# [Exercise aim]
Print the records below exactly as they appear.

━━━━━ Records for the exercise

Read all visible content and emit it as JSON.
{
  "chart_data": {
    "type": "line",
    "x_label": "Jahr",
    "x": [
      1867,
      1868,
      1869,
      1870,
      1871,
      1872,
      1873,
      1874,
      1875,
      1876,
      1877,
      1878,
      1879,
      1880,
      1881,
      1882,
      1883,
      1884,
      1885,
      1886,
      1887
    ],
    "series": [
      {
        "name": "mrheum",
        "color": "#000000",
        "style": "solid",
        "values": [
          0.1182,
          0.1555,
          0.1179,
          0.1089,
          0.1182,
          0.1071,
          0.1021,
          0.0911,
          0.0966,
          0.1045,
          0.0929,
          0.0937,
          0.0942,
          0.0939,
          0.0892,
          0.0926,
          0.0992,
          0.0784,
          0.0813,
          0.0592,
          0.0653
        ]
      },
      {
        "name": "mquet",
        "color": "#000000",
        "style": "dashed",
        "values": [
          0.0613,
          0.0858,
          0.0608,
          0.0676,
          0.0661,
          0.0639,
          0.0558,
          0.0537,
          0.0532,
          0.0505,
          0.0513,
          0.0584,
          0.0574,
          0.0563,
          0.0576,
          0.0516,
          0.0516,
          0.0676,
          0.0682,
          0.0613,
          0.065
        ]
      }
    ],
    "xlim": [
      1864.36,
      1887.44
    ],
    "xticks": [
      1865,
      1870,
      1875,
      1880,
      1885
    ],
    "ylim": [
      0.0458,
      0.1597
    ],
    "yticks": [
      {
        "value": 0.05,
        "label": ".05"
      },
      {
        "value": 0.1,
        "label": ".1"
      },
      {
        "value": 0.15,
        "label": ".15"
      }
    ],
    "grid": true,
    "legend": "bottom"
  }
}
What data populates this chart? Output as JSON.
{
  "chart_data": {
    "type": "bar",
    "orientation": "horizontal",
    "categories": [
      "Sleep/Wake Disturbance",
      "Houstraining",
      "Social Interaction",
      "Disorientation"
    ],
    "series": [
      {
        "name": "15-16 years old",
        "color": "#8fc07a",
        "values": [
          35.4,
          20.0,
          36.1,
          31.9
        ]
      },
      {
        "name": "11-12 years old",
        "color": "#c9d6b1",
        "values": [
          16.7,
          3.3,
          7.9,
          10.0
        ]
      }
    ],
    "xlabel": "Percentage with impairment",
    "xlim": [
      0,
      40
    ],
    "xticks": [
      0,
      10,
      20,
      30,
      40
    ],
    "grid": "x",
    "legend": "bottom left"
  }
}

━━━━━━━━━━

# [Worked solution]
Read all visible content and emit it as JSON.
{
  "chart_data": {
    "type": "line",
    "x_label": "Jahr",
    "x": [
      1867,
      1868,
      1869,
      1870,
      1871,
      1872,
      1873,
      1874,
      1875,
      1876,
      1877,
      1878,
      1879,
      1880,
      1881,
      1882,
      1883,
      1884,
      1885,
      1886,
      1887
    ],
    "series": [
      {
        "name": "mrheum",
        "color": "#000000",
        "style": "solid",
        "values": [
          0.1182,
          0.1555,
          0.1179,
          0.1089,
          0.1182,
          0.1071,
          0.1021,
          0.0911,
          0.0966,
          0.1045,
          0.0929,
          0.0937,
          0.0942,
          0.0939,
          0.0892,
          0.0926,
          0.0992,
          0.0784,
          0.0813,
          0.0592,
          0.0653
        ]
      },
      {
        "name": "mquet",
        "color": "#000000",
        "style": "dashed",
        "values": [
          0.0613,
          0.0858,
          0.0608,
          0.0676,
          0.0661,
          0.0639,
          0.0558,
          0.0537,
          0.0532,
          0.0505,
          0.0513,
          0.0584,
          0.0574,
          0.0563,
          0.0576,
          0.0516,
          0.0516,
          0.0676,
          0.0682,
          0.0613,
          0.065
        ]
      }
    ],
    "xlim": [
      1864.36,
      1887.44
    ],
    "xticks": [
      1865,
      1870,
      1875,
      1880,
      1885
    ],
    "ylim": [
      0.0458,
      0.1597
    ],
    "yticks": [
      {
        "value": 0.05,
        "label": ".05"
      },
      {
        "value": 0.1,
        "label": ".1"
      },
      {
        "value": 0.15,
        "label": ".15"
      }
    ],
    "grid": true,
    "legend": "bottom"
  }
}
What data populates this chart? Output as JSON.
{
  "chart_data": {
    "type": "bar",
    "orientation": "horizontal",
    "categories": [
      "Sleep/Wake Disturbance",
      "Houstraining",
      "Social Interaction",
      "Disorientation"
    ],
    "series": [
      {
        "name": "15-16 years old",
        "color": "#8fc07a",
        "values": [
          35.4,
          20.0,
          36.1,
          31.9
        ]
      },
      {
        "name": "11-12 years old",
        "color": "#c9d6b1",
        "values": [
          16.7,
          3.3,
          7.9,
          10.0
        ]
      }
    ],
    "xlabel": "Percentage with impairment",
    "xlim": [
      0,
      40
    ],
    "xticks": [
      0,
      10,
      20,
      30,
      40
    ],
    "grid": "x",
    "legend": "bottom left"
  }
}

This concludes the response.